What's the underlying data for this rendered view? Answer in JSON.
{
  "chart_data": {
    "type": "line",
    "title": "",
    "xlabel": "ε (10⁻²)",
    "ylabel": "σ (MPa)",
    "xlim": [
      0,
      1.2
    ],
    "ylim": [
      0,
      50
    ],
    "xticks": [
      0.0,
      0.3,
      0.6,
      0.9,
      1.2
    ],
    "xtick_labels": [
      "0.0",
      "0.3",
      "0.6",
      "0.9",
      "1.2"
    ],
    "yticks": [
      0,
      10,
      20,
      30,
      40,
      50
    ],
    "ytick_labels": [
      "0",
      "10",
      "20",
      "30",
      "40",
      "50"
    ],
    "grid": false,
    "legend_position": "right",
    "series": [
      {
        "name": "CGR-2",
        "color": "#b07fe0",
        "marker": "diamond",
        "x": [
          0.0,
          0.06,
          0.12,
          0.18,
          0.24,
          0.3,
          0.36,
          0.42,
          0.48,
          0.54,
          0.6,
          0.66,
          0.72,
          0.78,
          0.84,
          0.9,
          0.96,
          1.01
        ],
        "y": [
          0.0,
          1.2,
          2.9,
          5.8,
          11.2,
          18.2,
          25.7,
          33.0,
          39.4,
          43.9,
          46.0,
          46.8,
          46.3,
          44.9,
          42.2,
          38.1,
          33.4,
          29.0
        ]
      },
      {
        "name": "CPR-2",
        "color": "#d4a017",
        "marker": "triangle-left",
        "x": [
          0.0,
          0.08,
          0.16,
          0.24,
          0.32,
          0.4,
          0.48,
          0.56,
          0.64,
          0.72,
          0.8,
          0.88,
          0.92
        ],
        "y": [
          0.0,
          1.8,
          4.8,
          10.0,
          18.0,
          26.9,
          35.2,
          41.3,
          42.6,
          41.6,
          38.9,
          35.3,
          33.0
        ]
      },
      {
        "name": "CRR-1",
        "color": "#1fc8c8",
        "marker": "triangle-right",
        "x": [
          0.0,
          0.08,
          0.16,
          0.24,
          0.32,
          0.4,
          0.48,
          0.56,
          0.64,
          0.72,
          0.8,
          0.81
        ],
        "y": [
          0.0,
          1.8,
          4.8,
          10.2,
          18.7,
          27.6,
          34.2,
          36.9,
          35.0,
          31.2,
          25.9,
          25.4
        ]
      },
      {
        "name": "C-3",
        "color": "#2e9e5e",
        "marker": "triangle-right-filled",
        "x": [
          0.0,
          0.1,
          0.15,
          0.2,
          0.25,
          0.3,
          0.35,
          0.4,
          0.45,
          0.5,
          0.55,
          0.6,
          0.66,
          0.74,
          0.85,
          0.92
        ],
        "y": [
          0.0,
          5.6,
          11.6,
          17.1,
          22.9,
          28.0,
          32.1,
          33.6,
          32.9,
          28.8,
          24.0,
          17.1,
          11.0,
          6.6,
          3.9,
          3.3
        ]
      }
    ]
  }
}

· · ·

» Task details: Above are several records. Count the lines among them that contain "name" and give only the total.

» Answer to this task: 4